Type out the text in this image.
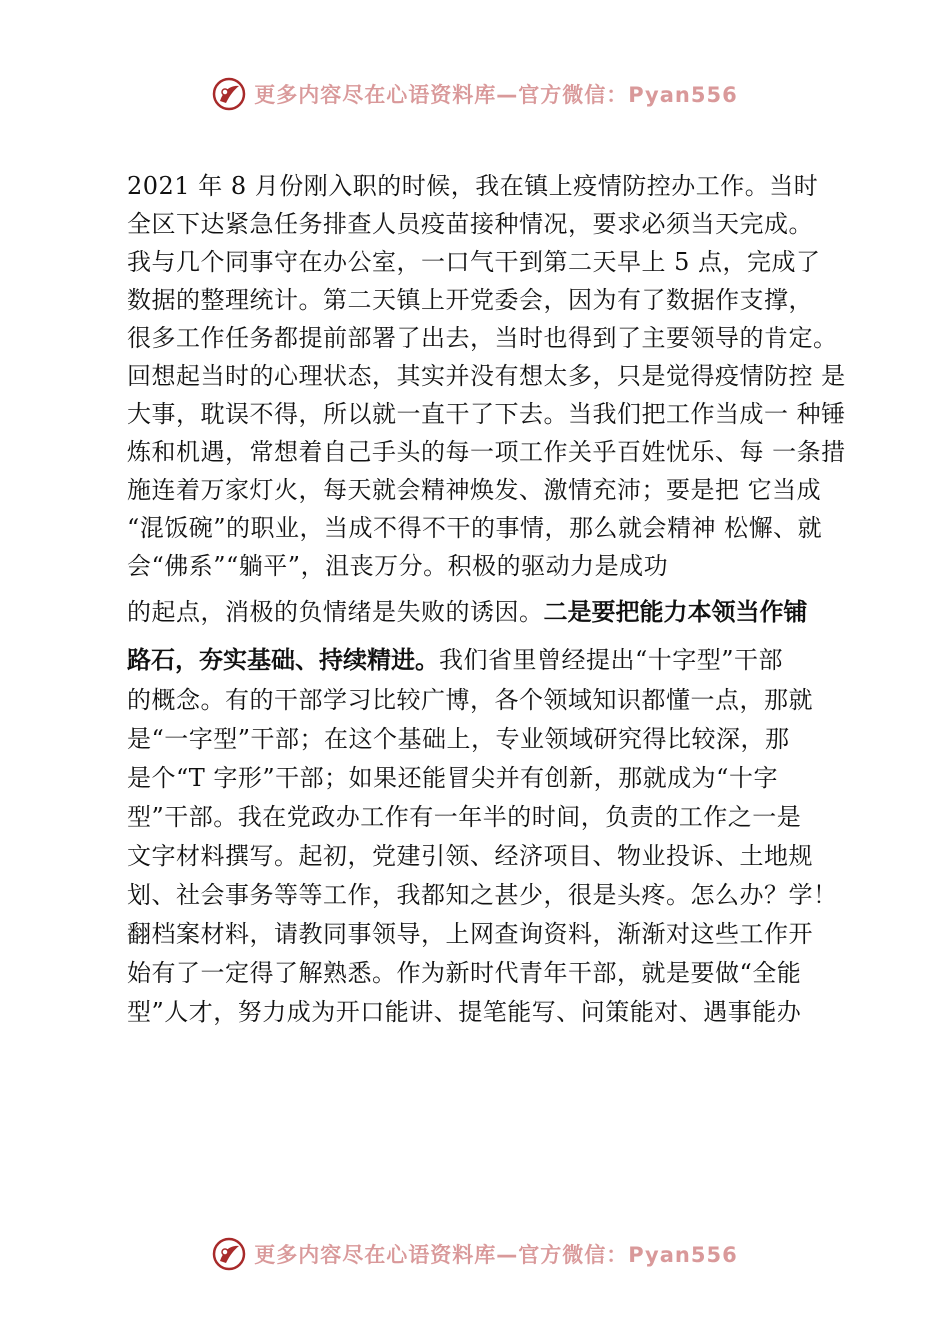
更多内容尽在心语资料库—官方微信：Pyan556
2021 年 8 月份刚入职的时候，我在镇上疫情防控办工作。当时
全区下达紧急任务排查人员疫苗接种情况，要求必须当天完成。
我与几个同事守在办公室，一口气干到第二天早上 5 点，完成了
数据的整理统计。第二天镇上开党委会，因为有了数据作支撑，
很多工作任务都提前部署了出去，当时也得到了主要领导的肯定。
回想起当时的心理状态，其实并没有想太多，只是觉得疫情防控 是
大事，耽误不得，所以就一直干了下去。当我们把工作当成一 种锤
炼和机遇，常想着自己手头的每一项工作关乎百姓忧乐、每 一条措
施连着万家灯火，每天就会精神焕发、激情充沛；要是把 它当成
“混饭碗”的职业，当成不得不干的事情，那么就会精神 松懈、就
会“佛系”“躺平”，沮丧万分。积极的驱动力是成功
的起点，消极的负情绪是失败的诱因。二是要把能力本领当作铺
路石，夯实基础、持续精进。我们省里曾经提出“十字型”干部
的概念。有的干部学习比较广博，各个领域知识都懂一点，那就
是“一字型”干部；在这个基础上，专业领域研究得比较深，那
是个“T 字形”干部；如果还能冒尖并有创新，那就成为“十字
型”干部。我在党政办工作有一年半的时间，负责的工作之一是
文字材料撰写。起初，党建引领、经济项目、物业投诉、土地规
划、社会事务等等工作，我都知之甚少，很是头疼。怎么办？学！
翻档案材料，请教同事领导，上网查询资料，渐渐对这些工作开
始有了一定得了解熟悉。作为新时代青年干部，就是要做“全能
型”人才，努力成为开口能讲、提笔能写、问策能对、遇事能办
更多内容尽在心语资料库—官方微信：Pyan556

* Instructions to follow: Print out every entry above without changing a word, and leave out the pictures.

* Output for this task:
Type out the text in this image.
更多内容尽在心语资料库—官方微信：Pyan556
2021 年 8 月份刚入职的时候，我在镇上疫情防控办工作。当时
全区下达紧急任务排查人员疫苗接种情况，要求必须当天完成。
我与几个同事守在办公室，一口气干到第二天早上 5 点，完成了
数据的整理统计。第二天镇上开党委会，因为有了数据作支撑，
很多工作任务都提前部署了出去，当时也得到了主要领导的肯定。
回想起当时的心理状态，其实并没有想太多，只是觉得疫情防控 是
大事，耽误不得，所以就一直干了下去。当我们把工作当成一 种锤
炼和机遇，常想着自己手头的每一项工作关乎百姓忧乐、每 一条措
施连着万家灯火，每天就会精神焕发、激情充沛；要是把 它当成
“混饭碗”的职业，当成不得不干的事情，那么就会精神 松懈、就
会“佛系”“躺平”，沮丧万分。积极的驱动力是成功
的起点，消极的负情绪是失败的诱因。二是要把能力本领当作铺
路石，夯实基础、持续精进。我们省里曾经提出“十字型”干部
的概念。有的干部学习比较广博，各个领域知识都懂一点，那就
是“一字型”干部；在这个基础上，专业领域研究得比较深，那
是个“T 字形”干部；如果还能冒尖并有创新，那就成为“十字
型”干部。我在党政办工作有一年半的时间，负责的工作之一是
文字材料撰写。起初，党建引领、经济项目、物业投诉、土地规
划、社会事务等等工作，我都知之甚少，很是头疼。怎么办？学！
翻档案材料，请教同事领导，上网查询资料，渐渐对这些工作开
始有了一定得了解熟悉。作为新时代青年干部，就是要做“全能
型”人才，努力成为开口能讲、提笔能写、问策能对、遇事能办
更多内容尽在心语资料库—官方微信：Pyan556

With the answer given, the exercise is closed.